# Set problem:
For the entries that follow, tally the lines holding the string "name". Give the total and nothing else.

Figure content listings:
»»
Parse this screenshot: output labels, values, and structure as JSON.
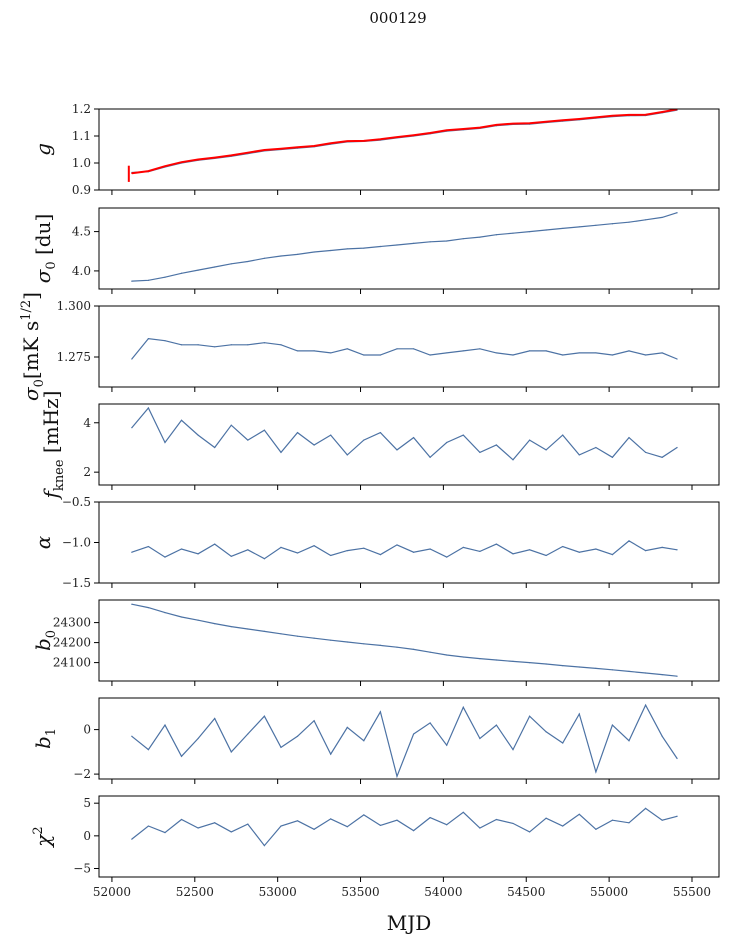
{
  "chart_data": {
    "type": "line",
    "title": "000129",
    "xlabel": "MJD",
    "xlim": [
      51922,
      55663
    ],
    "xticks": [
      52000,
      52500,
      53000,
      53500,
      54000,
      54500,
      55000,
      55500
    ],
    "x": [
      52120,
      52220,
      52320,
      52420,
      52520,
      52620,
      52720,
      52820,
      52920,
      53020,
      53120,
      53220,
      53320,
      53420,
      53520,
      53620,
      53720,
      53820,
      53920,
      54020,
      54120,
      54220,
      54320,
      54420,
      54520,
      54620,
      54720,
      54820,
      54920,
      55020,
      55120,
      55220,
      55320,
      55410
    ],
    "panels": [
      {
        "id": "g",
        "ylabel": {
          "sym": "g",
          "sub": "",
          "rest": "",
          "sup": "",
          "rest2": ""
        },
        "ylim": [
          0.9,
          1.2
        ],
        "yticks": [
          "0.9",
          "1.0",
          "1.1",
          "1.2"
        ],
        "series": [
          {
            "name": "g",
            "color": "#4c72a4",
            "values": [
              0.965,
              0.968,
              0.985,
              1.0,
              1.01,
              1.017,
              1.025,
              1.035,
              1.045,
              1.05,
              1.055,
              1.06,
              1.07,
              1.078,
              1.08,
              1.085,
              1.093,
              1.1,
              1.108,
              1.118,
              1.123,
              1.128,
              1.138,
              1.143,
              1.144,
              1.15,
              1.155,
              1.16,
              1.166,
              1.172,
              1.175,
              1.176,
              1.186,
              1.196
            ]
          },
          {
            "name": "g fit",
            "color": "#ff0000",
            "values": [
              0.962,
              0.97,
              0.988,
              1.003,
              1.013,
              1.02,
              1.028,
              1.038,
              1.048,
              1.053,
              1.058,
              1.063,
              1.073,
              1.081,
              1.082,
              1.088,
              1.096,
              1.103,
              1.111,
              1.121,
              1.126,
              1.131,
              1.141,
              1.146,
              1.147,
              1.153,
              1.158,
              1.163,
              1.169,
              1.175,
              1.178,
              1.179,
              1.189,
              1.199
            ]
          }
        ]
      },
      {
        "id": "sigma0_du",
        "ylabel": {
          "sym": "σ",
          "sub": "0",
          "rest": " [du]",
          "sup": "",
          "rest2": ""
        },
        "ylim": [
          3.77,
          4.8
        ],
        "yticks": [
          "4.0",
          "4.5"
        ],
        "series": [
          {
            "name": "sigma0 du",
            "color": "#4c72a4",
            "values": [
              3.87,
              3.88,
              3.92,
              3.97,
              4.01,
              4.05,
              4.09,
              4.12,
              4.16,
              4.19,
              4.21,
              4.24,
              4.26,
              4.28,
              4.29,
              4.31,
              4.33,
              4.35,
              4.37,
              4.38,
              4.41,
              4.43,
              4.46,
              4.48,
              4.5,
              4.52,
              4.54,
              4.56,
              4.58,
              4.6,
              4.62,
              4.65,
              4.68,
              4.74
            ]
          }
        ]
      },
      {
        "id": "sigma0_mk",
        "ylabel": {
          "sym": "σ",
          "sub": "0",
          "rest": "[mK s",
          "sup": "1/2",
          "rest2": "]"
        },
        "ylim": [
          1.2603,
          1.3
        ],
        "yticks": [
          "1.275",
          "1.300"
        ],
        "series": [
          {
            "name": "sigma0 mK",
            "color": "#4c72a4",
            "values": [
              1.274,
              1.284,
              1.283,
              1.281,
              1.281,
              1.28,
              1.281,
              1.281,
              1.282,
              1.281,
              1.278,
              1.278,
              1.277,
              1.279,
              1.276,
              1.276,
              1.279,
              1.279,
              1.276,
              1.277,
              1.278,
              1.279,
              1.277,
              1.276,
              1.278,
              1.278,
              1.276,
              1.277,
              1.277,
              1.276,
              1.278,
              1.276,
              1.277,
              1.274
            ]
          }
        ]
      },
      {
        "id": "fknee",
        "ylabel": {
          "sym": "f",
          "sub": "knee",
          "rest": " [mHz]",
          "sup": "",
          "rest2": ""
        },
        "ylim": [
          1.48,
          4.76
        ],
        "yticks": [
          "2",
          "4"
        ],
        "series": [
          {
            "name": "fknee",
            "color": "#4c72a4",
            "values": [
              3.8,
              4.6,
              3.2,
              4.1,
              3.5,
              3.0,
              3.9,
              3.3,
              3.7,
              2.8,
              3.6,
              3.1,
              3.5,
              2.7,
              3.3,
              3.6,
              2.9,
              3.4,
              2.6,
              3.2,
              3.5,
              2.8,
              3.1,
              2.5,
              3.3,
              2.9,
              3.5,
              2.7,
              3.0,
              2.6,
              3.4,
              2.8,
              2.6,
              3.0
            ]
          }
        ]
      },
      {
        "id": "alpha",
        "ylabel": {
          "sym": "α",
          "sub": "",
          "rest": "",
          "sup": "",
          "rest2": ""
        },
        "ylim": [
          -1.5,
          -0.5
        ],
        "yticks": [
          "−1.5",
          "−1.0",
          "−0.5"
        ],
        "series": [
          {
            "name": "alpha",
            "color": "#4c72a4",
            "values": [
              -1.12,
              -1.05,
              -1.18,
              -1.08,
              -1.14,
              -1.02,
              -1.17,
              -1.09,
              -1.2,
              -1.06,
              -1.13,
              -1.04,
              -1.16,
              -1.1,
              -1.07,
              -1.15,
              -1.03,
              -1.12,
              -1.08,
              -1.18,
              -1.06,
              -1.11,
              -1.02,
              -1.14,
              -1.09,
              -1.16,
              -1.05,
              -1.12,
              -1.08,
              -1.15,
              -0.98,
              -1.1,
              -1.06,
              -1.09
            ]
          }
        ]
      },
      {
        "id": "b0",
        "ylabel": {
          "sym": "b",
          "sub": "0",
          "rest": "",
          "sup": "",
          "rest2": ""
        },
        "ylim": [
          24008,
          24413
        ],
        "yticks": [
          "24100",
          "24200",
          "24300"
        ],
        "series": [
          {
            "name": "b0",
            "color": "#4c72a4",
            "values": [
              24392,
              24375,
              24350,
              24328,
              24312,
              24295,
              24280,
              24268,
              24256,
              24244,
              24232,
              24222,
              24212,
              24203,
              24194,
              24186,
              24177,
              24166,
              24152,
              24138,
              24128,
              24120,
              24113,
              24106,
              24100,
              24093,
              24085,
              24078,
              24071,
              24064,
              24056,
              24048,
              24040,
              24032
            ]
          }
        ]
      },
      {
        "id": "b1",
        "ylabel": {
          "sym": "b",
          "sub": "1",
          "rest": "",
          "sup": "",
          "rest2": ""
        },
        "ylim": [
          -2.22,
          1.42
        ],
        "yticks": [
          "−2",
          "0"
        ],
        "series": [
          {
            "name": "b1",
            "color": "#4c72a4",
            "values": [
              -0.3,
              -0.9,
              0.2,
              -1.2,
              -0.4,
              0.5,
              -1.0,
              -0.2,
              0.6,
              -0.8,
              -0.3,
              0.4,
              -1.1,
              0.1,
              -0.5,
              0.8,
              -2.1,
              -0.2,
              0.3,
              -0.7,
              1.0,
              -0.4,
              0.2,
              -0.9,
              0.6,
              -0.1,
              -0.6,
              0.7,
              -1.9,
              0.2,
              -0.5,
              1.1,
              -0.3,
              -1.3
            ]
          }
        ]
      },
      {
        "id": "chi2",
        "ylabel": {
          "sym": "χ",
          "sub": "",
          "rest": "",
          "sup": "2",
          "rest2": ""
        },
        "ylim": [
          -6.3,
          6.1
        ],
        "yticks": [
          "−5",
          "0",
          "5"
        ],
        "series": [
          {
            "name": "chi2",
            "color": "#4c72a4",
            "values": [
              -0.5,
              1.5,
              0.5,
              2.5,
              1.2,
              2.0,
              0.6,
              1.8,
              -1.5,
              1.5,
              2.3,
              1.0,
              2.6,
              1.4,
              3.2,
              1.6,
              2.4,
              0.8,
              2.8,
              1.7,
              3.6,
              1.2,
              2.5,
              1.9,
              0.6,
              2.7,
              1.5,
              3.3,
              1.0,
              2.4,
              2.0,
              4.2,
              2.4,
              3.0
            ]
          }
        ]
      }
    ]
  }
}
««
# The response:
9